### EXERCISE PROMPT
Reproduce the listing verbatim from its first line down through the line containing "item5-sub: second. (see", including both.

### INPUT DATA
########

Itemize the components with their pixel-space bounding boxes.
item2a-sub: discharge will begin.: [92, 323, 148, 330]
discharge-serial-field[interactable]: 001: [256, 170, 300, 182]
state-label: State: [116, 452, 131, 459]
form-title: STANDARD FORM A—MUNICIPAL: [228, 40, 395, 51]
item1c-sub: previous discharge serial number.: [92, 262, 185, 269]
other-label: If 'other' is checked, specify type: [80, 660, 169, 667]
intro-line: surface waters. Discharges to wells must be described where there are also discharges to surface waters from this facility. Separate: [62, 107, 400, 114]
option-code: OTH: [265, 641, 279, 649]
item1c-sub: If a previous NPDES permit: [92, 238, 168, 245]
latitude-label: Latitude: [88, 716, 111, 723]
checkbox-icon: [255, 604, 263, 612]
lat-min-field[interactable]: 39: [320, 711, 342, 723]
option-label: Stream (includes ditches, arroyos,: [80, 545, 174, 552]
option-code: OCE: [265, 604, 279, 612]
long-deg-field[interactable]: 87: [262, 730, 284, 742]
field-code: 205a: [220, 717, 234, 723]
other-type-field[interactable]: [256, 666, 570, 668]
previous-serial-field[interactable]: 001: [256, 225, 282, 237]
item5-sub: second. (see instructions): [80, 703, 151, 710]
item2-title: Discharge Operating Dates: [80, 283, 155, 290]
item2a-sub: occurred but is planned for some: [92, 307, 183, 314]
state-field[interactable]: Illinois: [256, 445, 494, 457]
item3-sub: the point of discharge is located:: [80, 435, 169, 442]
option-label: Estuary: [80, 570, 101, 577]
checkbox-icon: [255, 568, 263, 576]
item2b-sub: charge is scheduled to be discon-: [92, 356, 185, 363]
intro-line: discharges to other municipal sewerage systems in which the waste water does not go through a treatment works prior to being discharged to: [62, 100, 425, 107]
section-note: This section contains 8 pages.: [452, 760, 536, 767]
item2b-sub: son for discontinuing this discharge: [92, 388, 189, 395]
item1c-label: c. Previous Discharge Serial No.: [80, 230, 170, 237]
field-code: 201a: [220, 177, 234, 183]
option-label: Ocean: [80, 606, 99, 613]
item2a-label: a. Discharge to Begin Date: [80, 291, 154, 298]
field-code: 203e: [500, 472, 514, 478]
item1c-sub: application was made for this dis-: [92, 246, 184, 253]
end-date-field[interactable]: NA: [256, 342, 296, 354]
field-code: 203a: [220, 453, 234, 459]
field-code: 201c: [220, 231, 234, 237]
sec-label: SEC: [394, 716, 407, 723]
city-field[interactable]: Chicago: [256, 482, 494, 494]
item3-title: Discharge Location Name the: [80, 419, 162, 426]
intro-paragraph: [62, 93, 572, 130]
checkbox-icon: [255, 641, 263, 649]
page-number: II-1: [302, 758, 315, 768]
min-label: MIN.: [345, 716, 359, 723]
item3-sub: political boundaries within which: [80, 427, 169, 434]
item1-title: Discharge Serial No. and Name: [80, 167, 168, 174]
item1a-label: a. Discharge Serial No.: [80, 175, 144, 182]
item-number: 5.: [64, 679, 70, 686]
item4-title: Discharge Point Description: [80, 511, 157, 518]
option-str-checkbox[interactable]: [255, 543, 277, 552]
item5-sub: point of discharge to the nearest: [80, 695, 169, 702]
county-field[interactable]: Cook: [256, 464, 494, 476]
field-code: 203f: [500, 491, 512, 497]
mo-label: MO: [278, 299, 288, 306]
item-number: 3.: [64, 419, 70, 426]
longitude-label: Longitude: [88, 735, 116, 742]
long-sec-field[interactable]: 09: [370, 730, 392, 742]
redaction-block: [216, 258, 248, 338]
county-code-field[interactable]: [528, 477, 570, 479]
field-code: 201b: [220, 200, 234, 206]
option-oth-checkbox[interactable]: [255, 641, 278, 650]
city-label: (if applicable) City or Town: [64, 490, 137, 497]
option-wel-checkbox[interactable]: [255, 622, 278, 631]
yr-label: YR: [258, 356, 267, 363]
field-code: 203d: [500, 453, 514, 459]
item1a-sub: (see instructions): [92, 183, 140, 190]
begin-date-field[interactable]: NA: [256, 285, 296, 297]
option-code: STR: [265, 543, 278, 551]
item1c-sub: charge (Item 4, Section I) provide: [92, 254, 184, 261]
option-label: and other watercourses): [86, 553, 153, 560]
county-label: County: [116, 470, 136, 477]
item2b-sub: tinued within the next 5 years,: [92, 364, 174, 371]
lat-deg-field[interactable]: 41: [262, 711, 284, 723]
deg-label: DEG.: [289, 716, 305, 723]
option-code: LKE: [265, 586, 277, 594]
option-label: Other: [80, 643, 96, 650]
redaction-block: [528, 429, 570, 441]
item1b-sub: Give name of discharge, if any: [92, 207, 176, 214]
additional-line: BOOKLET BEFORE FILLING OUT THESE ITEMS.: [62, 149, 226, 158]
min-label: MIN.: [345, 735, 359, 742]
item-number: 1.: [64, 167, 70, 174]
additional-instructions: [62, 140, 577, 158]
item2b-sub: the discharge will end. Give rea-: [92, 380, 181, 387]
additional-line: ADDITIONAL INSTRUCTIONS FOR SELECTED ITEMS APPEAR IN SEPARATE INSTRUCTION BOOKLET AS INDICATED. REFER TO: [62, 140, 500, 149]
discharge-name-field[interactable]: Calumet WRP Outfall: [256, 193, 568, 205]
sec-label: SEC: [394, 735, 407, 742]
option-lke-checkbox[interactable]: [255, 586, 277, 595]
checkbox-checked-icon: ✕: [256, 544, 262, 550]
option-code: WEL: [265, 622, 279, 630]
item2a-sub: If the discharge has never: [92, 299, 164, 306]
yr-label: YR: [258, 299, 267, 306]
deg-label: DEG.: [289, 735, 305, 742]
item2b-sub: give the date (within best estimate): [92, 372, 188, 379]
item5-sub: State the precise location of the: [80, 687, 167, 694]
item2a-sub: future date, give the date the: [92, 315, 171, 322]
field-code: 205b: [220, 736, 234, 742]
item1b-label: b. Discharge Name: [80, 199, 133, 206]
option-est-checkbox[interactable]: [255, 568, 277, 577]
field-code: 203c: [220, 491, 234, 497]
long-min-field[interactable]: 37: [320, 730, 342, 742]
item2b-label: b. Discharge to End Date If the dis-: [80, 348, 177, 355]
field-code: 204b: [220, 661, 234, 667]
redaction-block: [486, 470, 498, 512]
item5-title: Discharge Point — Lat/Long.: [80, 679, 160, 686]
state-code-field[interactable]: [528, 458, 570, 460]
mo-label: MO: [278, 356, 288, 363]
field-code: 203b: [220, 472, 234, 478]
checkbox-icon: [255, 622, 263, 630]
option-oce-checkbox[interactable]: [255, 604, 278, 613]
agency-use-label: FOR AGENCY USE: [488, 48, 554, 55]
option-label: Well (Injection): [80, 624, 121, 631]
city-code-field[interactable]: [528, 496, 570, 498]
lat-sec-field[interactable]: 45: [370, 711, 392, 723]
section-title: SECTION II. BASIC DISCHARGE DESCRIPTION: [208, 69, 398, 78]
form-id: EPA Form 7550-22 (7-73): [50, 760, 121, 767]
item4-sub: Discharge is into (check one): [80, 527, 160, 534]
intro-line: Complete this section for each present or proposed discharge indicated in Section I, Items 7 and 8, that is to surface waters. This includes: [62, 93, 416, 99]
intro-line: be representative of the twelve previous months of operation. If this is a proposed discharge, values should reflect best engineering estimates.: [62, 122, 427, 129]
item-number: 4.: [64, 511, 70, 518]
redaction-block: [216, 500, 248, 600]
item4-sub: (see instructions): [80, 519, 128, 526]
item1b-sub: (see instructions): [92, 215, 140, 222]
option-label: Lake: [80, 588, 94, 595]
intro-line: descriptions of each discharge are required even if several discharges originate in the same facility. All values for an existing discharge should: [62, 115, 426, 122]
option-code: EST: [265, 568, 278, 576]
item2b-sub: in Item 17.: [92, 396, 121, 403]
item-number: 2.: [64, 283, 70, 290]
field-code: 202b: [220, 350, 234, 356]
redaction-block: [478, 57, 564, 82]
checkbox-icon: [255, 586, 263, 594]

########

### ANSWER
Itemize the components with their pixel-space bounding boxes.
item2a-sub: discharge will begin.: [92, 323, 148, 330]
discharge-serial-field[interactable]: 001: [256, 170, 300, 182]
state-label: State: [116, 452, 131, 459]
form-title: STANDARD FORM A—MUNICIPAL: [228, 40, 395, 51]
item1c-sub: previous discharge serial number.: [92, 262, 185, 269]
other-label: If 'other' is checked, specify type: [80, 660, 169, 667]
intro-line: surface waters. Discharges to wells must be described where there are also discharges to surface waters from this facility. Separate: [62, 107, 400, 114]
option-code: OTH: [265, 641, 279, 649]
item1c-sub: If a previous NPDES permit: [92, 238, 168, 245]
latitude-label: Latitude: [88, 716, 111, 723]
checkbox-icon: [255, 604, 263, 612]
lat-min-field[interactable]: 39: [320, 711, 342, 723]
option-label: Stream (includes ditches, arroyos,: [80, 545, 174, 552]
option-code: OCE: [265, 604, 279, 612]
long-deg-field[interactable]: 87: [262, 730, 284, 742]
field-code: 205a: [220, 717, 234, 723]
other-type-field[interactable]: [256, 666, 570, 668]
previous-serial-field[interactable]: 001: [256, 225, 282, 237]
item5-sub: second. (see instructions): [80, 703, 151, 710]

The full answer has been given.